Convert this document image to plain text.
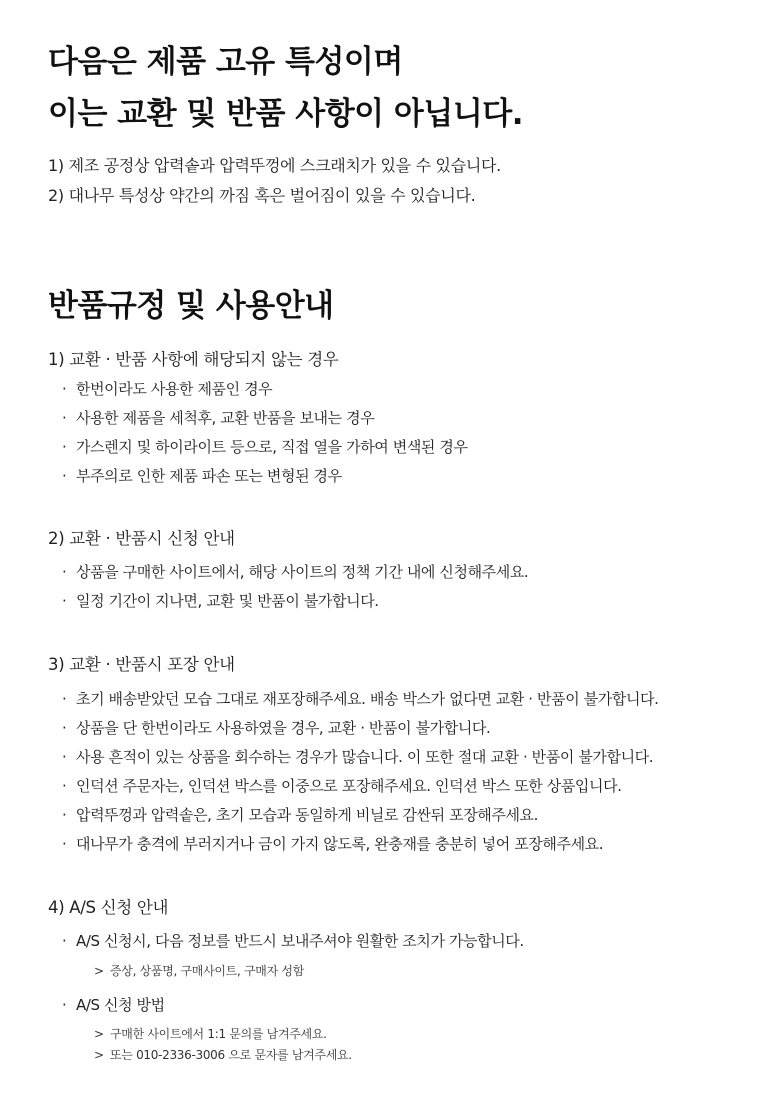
다음은 제품 고유 특성이며
이는 교환 및 반품 사항이 아닙니다.
1) 제조 공정상 압력솥과 압력뚜껑에 스크래치가 있을 수 있습니다.
2) 대나무 특성상 약간의 까짐 혹은 벌어짐이 있을 수 있습니다.
반품규정 및 사용안내
1) 교환 · 반품 사항에 해당되지 않는 경우
· 한번이라도 사용한 제품인 경우
· 사용한 제품을 세척후, 교환 반품을 보내는 경우
· 가스렌지 및 하이라이트 등으로, 직접 열을 가하여 변색된 경우
· 부주의로 인한 제품 파손 또는 변형된 경우
2) 교환 · 반품시 신청 안내
· 상품을 구매한 사이트에서, 해당 사이트의 정책 기간 내에 신청해주세요.
· 일정 기간이 지나면, 교환 및 반품이 불가합니다.
3) 교환 · 반품시 포장 안내
· 초기 배송받았던 모습 그대로 재포장해주세요. 배송 박스가 없다면 교환 · 반품이 불가합니다.
· 상품을 단 한번이라도 사용하였을 경우, 교환 · 반품이 불가합니다.
· 사용 흔적이 있는 상품을 회수하는 경우가 많습니다. 이 또한 절대 교환 · 반품이 불가합니다.
· 인덕션 주문자는, 인덕션 박스를 이중으로 포장해주세요. 인덕션 박스 또한 상품입니다.
· 압력뚜껑과 압력솥은, 초기 모습과 동일하게 비닐로 감싼뒤 포장해주세요.
· 대나무가 충격에 부러지거나 금이 가지 않도록, 완충재를 충분히 넣어 포장해주세요.
4) A/S 신청 안내
· A/S 신청시, 다음 정보를 반드시 보내주셔야 원활한 조치가 가능합니다.
> 증상, 상품명, 구매사이트, 구매자 성함
· A/S 신청 방법
> 구매한 사이트에서 1:1 문의를 남겨주세요.
> 또는 010-2336-3006 으로 문자를 남겨주세요.
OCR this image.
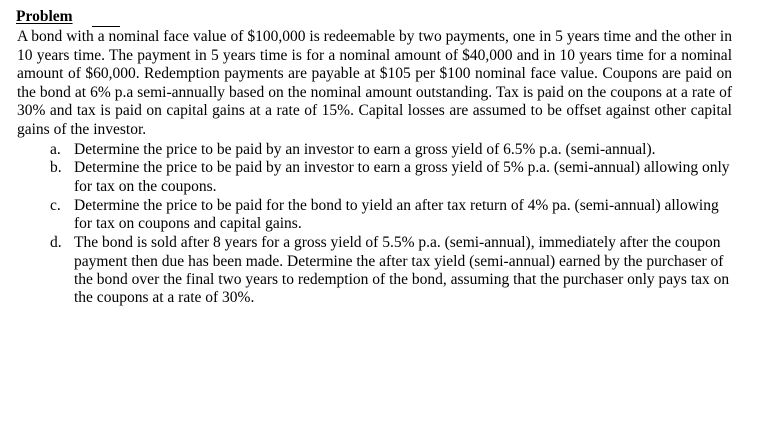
Problem

A bond with a nominal face value of $100,000 is redeemable by two payments, one in 5 years time and the other in 10 years time. The payment in 5 years time is for a nominal amount of $40,000 and in 10 years time for a nominal amount of $60,000. Redemption payments are payable at $105 per $100 nominal face value. Coupons are paid on the bond at 6% p.a semi-annually based on the nominal amount outstanding. Tax is paid on the coupons at a rate of 30% and tax is paid on capital gains at a rate of 15%. Capital losses are assumed to be offset against other capital gains of the investor.

a. Determine the price to be paid by an investor to earn a gross yield of 6.5% p.a. (semi-annual).
b. Determine the price to be paid by an investor to earn a gross yield of 5% p.a. (semi-annual) allowing only for tax on the coupons.
c. Determine the price to be paid for the bond to yield an after tax return of 4% pa. (semi-annual) allowing for tax on coupons and capital gains.
d. The bond is sold after 8 years for a gross yield of 5.5% p.a. (semi-annual), immediately after the coupon payment then due has been made. Determine the after tax yield (semi-annual) earned by the purchaser of the bond over the final two years to redemption of the bond, assuming that the purchaser only pays tax on the coupons at a rate of 30%.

:::::

The exercise:
Above are the entries; count how many of their lines contain the word "this" and give only that number.

Expected output:
2